## What is being asked
Your answer is a single number: the count of lines that contain the string "Мужской".

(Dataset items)
**********

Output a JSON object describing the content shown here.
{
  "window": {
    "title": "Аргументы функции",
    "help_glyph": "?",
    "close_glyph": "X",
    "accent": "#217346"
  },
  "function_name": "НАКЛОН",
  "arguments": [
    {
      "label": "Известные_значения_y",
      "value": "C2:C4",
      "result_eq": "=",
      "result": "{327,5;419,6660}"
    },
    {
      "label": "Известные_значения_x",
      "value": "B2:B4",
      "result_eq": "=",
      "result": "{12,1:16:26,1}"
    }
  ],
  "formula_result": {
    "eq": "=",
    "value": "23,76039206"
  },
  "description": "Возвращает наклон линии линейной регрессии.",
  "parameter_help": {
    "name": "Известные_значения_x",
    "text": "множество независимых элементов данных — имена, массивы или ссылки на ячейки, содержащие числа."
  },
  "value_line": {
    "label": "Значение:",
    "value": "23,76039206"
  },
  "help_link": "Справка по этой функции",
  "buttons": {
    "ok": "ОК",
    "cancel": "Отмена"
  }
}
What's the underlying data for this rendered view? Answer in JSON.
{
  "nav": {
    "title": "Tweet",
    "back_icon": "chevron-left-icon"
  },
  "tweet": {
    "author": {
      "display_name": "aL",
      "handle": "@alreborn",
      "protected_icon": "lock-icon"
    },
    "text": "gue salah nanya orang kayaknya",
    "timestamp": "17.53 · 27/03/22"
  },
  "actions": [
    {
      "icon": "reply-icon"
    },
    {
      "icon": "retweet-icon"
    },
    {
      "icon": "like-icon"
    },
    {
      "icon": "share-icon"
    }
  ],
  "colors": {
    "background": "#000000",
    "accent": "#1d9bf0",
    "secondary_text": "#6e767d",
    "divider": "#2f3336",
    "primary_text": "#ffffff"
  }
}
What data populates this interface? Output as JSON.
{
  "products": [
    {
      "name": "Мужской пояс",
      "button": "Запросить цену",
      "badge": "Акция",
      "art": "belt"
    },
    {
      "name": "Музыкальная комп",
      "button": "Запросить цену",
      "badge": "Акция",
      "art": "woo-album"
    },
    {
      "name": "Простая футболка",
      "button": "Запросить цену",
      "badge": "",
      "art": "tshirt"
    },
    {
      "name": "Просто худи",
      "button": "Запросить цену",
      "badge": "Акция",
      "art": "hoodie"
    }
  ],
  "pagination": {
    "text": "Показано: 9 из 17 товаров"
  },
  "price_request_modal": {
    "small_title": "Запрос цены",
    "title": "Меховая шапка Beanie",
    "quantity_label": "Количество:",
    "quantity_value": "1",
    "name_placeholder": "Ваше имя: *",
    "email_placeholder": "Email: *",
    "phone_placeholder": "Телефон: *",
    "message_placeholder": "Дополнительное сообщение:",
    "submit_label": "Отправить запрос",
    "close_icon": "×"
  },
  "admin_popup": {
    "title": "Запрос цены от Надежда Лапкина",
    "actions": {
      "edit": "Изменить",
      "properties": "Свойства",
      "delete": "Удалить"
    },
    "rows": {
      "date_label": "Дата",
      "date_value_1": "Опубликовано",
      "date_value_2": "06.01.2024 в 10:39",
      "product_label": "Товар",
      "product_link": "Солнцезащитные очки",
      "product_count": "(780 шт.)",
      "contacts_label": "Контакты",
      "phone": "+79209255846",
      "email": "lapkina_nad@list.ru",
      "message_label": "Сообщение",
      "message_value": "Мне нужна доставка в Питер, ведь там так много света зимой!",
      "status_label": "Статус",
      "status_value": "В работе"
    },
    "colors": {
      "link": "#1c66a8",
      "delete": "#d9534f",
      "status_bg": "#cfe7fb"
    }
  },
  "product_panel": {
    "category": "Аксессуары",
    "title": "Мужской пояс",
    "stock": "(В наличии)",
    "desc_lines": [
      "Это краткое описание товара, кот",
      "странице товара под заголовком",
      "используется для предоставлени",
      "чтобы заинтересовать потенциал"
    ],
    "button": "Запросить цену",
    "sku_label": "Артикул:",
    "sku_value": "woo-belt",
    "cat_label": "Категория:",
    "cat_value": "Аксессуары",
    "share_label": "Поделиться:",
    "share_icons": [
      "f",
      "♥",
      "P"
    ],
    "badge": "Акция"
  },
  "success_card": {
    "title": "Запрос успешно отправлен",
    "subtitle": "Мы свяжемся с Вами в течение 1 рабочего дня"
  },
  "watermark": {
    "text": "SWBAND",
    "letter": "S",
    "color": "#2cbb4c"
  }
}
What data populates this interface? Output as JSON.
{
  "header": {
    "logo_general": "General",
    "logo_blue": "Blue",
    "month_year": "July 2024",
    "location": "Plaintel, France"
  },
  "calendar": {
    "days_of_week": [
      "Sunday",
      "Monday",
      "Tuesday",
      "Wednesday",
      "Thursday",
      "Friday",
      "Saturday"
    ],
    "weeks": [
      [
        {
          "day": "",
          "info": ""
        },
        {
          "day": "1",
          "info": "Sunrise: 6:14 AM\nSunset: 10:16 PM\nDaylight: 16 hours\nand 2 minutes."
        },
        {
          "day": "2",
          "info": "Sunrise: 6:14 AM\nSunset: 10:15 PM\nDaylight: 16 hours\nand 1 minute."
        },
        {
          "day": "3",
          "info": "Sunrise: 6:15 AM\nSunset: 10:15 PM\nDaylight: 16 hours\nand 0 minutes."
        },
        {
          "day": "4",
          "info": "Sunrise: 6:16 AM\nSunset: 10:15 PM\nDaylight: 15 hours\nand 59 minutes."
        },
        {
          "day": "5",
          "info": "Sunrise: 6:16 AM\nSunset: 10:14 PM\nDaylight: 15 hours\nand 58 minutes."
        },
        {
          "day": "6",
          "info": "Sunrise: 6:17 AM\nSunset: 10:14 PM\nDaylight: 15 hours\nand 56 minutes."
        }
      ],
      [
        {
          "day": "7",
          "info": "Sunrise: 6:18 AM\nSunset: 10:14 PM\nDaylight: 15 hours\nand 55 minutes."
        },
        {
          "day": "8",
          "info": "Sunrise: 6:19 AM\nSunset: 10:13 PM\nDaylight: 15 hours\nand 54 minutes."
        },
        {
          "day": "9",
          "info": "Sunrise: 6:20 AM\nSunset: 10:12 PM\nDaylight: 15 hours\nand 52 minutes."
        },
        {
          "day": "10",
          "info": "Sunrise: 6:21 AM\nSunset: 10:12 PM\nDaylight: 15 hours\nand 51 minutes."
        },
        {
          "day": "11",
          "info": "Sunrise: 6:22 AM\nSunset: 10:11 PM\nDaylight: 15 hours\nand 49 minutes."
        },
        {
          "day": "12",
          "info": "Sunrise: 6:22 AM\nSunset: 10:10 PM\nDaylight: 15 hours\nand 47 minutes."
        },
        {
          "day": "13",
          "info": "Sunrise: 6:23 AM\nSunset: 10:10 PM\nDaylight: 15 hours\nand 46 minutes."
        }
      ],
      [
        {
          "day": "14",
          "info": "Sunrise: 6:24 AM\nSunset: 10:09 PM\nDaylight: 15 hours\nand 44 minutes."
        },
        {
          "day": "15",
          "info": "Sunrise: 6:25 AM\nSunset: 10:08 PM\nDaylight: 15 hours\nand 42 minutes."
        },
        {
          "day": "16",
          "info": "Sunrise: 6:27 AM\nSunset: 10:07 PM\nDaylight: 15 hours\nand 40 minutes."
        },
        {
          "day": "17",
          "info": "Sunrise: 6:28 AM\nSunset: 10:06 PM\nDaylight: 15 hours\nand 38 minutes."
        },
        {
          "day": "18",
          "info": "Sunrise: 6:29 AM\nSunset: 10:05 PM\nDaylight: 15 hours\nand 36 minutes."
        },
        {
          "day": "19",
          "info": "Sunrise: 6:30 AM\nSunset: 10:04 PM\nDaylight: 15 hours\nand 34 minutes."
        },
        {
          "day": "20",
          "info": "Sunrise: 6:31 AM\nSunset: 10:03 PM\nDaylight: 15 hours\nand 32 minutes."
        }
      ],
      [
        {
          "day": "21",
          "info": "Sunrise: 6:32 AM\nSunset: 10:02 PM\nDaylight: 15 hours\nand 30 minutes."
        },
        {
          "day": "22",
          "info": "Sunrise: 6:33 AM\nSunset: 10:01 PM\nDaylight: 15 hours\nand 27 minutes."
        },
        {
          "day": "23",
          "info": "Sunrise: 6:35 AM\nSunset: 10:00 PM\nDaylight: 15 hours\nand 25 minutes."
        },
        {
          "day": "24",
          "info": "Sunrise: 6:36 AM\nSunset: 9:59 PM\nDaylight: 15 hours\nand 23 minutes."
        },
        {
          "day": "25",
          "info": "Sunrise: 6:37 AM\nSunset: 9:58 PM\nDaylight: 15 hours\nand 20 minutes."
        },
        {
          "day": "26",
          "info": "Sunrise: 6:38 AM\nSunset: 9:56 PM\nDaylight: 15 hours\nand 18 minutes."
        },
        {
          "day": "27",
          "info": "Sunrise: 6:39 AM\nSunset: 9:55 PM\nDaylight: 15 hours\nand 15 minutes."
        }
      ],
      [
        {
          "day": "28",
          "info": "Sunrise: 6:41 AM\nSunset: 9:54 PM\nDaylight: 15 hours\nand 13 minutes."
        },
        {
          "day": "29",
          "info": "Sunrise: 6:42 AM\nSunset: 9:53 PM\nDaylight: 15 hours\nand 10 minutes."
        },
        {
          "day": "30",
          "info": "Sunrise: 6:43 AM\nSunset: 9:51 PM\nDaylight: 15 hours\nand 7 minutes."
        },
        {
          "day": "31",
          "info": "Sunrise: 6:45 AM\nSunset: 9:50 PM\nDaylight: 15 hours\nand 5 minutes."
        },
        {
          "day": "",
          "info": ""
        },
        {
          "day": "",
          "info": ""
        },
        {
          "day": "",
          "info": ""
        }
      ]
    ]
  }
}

**********

## Exercise result
2